◆ GIVEN RECORDS ◆
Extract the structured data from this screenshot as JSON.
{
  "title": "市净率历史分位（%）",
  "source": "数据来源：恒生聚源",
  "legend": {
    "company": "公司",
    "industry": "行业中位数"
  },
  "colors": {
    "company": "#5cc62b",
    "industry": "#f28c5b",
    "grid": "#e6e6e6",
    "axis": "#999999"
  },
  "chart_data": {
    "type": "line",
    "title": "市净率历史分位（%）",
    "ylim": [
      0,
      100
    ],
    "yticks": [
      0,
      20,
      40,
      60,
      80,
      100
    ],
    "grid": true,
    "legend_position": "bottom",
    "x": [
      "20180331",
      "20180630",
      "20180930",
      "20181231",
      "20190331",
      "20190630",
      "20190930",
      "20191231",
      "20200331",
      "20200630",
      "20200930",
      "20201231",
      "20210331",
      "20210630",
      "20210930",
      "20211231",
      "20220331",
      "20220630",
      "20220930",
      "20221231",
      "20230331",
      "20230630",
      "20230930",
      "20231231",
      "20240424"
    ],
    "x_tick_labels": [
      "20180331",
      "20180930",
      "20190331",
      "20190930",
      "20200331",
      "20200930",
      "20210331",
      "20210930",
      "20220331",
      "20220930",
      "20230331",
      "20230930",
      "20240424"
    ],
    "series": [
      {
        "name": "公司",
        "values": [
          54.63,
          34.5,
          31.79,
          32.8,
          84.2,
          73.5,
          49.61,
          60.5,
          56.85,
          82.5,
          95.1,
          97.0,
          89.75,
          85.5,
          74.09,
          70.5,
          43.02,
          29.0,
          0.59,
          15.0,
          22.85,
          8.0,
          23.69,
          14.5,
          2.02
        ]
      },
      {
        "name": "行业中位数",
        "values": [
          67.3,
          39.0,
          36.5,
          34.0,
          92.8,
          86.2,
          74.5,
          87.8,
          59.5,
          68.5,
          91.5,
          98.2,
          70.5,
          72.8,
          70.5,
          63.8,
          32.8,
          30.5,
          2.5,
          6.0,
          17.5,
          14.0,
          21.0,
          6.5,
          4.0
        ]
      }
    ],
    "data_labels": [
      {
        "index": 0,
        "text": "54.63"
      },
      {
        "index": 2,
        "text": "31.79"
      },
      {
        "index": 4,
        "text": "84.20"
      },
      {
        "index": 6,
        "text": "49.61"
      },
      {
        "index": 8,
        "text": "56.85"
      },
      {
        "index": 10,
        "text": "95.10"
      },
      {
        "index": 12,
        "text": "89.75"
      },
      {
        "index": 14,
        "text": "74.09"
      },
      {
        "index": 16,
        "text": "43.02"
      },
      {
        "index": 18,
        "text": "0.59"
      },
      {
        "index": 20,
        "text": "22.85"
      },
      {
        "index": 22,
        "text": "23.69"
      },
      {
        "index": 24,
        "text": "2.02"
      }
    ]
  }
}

◆ YOUR GOAL ◆
Your task is to quote all of the data word for word.

◆ EXERCISE OUTPUT ◆
Extract the structured data from this screenshot as JSON.
{
  "title": "市净率历史分位（%）",
  "source": "数据来源：恒生聚源",
  "legend": {
    "company": "公司",
    "industry": "行业中位数"
  },
  "colors": {
    "company": "#5cc62b",
    "industry": "#f28c5b",
    "grid": "#e6e6e6",
    "axis": "#999999"
  },
  "chart_data": {
    "type": "line",
    "title": "市净率历史分位（%）",
    "ylim": [
      0,
      100
    ],
    "yticks": [
      0,
      20,
      40,
      60,
      80,
      100
    ],
    "grid": true,
    "legend_position": "bottom",
    "x": [
      "20180331",
      "20180630",
      "20180930",
      "20181231",
      "20190331",
      "20190630",
      "20190930",
      "20191231",
      "20200331",
      "20200630",
      "20200930",
      "20201231",
      "20210331",
      "20210630",
      "20210930",
      "20211231",
      "20220331",
      "20220630",
      "20220930",
      "20221231",
      "20230331",
      "20230630",
      "20230930",
      "20231231",
      "20240424"
    ],
    "x_tick_labels": [
      "20180331",
      "20180930",
      "20190331",
      "20190930",
      "20200331",
      "20200930",
      "20210331",
      "20210930",
      "20220331",
      "20220930",
      "20230331",
      "20230930",
      "20240424"
    ],
    "series": [
      {
        "name": "公司",
        "values": [
          54.63,
          34.5,
          31.79,
          32.8,
          84.2,
          73.5,
          49.61,
          60.5,
          56.85,
          82.5,
          95.1,
          97.0,
          89.75,
          85.5,
          74.09,
          70.5,
          43.02,
          29.0,
          0.59,
          15.0,
          22.85,
          8.0,
          23.69,
          14.5,
          2.02
        ]
      },
      {
        "name": "行业中位数",
        "values": [
          67.3,
          39.0,
          36.5,
          34.0,
          92.8,
          86.2,
          74.5,
          87.8,
          59.5,
          68.5,
          91.5,
          98.2,
          70.5,
          72.8,
          70.5,
          63.8,
          32.8,
          30.5,
          2.5,
          6.0,
          17.5,
          14.0,
          21.0,
          6.5,
          4.0
        ]
      }
    ],
    "data_labels": [
      {
        "index": 0,
        "text": "54.63"
      },
      {
        "index": 2,
        "text": "31.79"
      },
      {
        "index": 4,
        "text": "84.20"
      },
      {
        "index": 6,
        "text": "49.61"
      },
      {
        "index": 8,
        "text": "56.85"
      },
      {
        "index": 10,
        "text": "95.10"
      },
      {
        "index": 12,
        "text": "89.75"
      },
      {
        "index": 14,
        "text": "74.09"
      },
      {
        "index": 16,
        "text": "43.02"
      },
      {
        "index": 18,
        "text": "0.59"
      },
      {
        "index": 20,
        "text": "22.85"
      },
      {
        "index": 22,
        "text": "23.69"
      },
      {
        "index": 24,
        "text": "2.02"
      }
    ]
  }
}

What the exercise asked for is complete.